Task goal: In the listing below, locate the lines bearing the word "Agency". Copy every one of them.

________________________

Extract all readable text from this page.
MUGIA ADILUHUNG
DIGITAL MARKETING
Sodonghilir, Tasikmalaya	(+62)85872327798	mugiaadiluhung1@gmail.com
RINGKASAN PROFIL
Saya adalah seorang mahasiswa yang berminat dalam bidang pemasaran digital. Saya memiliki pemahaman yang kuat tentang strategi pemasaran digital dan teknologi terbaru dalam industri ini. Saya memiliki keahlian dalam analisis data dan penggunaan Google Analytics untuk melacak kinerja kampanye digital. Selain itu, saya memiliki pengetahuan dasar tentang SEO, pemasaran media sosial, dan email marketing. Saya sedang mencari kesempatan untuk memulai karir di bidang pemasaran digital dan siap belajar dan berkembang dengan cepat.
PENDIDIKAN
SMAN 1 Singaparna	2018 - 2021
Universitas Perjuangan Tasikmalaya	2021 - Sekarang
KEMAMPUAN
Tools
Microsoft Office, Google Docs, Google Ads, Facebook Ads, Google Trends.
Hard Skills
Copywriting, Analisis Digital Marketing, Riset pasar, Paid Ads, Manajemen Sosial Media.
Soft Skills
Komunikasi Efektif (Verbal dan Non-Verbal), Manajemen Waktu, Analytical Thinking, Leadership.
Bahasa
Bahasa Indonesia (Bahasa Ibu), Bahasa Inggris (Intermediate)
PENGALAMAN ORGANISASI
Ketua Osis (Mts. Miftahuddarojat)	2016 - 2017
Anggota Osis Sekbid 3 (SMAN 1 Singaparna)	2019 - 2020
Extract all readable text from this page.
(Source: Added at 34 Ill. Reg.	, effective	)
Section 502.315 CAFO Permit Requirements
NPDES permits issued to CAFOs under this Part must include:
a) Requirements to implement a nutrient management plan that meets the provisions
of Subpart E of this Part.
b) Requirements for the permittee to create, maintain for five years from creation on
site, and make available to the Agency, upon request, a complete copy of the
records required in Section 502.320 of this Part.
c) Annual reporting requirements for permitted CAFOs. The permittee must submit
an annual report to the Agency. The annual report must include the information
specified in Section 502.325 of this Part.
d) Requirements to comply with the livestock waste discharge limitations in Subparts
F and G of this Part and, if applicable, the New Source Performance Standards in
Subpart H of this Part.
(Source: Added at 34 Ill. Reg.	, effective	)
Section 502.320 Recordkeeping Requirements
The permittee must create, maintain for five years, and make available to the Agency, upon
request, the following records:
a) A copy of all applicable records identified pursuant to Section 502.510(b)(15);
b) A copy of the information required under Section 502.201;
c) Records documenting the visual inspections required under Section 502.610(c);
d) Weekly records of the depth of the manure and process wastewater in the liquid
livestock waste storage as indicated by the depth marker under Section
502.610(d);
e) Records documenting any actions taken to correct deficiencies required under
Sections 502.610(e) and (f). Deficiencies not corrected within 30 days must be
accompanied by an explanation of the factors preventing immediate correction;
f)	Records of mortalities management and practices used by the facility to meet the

________________________

Exercise output:
site, and make available to the Agency, upon request, a complete copy of the
an annual report to the Agency. The annual report must include the information
The permittee must create, maintain for five years, and make available to the Agency, upon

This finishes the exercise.